▶ [OBJECTIVE 1] According to the social media article, what job does Chad Warren hold?

▶ [SUPPLIED PASSAGE]
________

Due to the increasing rise of social media channels, your right people may want something slight different than what you are positioned to offer them and you wouldn’t know it unless you knew they may have somewhat dueling personalities.

As in their online self and their offline self! Very interesting read, please feel free to drop any comments in the comment area below.

A lot of ink has been spilled about how the rise of social media is changing (and even merging) the roles of marketing and public relations.

However, far less effort has been made on the flip side of the coin, trying to understand who it is that’s connecting with brands via social media and why.

This is unfortunate because not only is that information readily available, posted publicly and freely by your customers, but it’s also incredibly useful and essential for the success of entrepreneurs.

Chad Warren, Adobe’s manager of social media recently referred to this concept as getting to know your customers “Digital Selves” and it involved aggregating signals customers send from various place, including social networks, shopping sites and websites.

It’s an idea that entrepreneurs should look into and, if you need a reason, here are five good ones to consider.

Your Customers May Be Different Digitally

Though you may have tons of great market research on what your customers are like broadly, those who are choosing to follow your brand online are likely a subset within that market that has many differentiating factors.

They are obviously likely to be more tech-savvy and younger, but they may also have different interests and desires from your product.

Building a social media campaign around the wants and needs of your broader customer base can easily misfire if those who you’re reaching want something different.

You Can Discover New Markets

In an example from Warren, he noted that Acer found a new market for its new Aspire S3 Ultrabook by looking to customers outside of its primary target, including women who buy high-end clothing.

By looking at what your customers like and the other things they buy, you might easily find connections and new markets that you can target.

________

[Records from a data collection]

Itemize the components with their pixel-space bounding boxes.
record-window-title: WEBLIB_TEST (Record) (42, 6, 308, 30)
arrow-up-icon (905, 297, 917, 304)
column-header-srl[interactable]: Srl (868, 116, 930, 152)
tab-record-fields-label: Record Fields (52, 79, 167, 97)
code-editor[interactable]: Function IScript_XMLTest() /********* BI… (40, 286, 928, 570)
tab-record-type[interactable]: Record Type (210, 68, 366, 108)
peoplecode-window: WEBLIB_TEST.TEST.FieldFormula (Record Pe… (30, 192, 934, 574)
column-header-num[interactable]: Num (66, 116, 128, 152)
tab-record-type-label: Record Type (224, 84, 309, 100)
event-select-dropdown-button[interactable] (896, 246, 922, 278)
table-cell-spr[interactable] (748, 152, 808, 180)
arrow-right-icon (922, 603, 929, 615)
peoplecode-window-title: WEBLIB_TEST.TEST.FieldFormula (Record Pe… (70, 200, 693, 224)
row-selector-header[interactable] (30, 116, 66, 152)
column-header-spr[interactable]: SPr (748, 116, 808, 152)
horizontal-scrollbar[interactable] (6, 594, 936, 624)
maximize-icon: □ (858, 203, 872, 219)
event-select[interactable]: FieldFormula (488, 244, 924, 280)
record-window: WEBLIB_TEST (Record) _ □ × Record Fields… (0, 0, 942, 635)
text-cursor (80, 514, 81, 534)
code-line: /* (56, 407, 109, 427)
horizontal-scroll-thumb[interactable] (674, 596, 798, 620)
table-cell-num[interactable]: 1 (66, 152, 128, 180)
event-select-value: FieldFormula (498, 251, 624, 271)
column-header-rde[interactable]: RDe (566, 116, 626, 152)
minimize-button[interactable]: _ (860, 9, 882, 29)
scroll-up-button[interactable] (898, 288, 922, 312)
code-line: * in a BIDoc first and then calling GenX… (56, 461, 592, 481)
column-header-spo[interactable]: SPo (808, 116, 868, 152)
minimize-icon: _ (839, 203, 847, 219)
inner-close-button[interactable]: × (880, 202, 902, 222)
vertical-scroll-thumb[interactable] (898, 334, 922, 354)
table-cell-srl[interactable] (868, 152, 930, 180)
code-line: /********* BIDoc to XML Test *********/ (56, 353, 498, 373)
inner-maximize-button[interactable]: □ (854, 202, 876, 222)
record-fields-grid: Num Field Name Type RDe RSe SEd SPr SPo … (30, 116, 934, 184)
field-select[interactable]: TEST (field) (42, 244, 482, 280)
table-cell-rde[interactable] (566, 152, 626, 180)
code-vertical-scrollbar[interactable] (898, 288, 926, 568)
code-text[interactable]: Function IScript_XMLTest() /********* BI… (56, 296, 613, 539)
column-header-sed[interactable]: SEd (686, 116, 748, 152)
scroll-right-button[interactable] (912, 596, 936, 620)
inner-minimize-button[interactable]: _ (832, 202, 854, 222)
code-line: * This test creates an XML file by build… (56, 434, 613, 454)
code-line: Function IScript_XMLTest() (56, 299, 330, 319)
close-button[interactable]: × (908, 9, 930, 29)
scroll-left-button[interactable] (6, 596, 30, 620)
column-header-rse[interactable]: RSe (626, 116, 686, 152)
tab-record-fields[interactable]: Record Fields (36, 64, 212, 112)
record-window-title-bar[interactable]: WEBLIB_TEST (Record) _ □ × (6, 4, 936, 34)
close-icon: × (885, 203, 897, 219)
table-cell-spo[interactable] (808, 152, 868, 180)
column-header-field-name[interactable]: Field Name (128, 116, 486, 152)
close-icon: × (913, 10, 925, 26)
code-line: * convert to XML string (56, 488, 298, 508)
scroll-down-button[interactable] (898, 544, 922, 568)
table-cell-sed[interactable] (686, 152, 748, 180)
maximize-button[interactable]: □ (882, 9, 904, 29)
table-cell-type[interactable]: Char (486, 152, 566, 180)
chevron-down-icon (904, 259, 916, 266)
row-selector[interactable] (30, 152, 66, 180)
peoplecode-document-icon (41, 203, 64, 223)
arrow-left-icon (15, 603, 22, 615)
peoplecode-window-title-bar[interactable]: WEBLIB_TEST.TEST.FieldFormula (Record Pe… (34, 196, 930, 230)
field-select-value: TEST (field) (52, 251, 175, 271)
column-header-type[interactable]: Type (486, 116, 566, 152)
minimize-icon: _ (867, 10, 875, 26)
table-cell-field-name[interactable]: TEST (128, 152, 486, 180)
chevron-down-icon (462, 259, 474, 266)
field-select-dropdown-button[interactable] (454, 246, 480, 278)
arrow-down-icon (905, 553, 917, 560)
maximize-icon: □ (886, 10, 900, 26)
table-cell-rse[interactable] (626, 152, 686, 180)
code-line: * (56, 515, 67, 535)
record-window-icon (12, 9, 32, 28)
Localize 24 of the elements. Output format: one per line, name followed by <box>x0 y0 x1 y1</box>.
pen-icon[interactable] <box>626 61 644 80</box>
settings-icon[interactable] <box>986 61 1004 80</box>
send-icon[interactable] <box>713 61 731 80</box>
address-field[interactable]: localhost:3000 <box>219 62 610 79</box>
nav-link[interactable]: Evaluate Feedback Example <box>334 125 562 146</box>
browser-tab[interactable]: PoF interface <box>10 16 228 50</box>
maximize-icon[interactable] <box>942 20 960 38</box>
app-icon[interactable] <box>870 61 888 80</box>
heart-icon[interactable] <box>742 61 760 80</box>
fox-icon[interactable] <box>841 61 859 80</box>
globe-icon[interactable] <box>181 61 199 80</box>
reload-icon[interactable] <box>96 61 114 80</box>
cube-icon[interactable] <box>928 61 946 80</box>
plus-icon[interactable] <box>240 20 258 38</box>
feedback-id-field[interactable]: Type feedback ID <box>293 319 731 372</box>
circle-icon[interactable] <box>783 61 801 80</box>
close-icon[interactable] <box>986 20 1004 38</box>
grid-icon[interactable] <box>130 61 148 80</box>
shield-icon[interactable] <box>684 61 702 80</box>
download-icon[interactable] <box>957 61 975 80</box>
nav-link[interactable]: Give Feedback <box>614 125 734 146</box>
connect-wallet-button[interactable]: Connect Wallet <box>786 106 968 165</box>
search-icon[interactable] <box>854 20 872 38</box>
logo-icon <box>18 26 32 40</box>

________

▶ [OBJECTIVE 2] In the listing, rename "WEBLIB_TEST" to "WEBLIB_DEMO" in the stretch from the start of the listing through the line that contains "code-editor[interactable]: Function IScript_XMLTest()", and give back only those lines.

▶ [WRITTEN ANSWER 1] He is Adobe's manager of social media.

▶ [WRITTEN ANSWER 2]
Itemize the components with their pixel-space bounding boxes.
record-window-title: WEBLIB_DEMO (Record) (42, 6, 308, 30)
arrow-up-icon (905, 297, 917, 304)
column-header-srl[interactable]: Srl (868, 116, 930, 152)
tab-record-fields-label: Record Fields (52, 79, 167, 97)
code-editor[interactable]: Function IScript_XMLTest() /********* BI… (40, 286, 928, 570)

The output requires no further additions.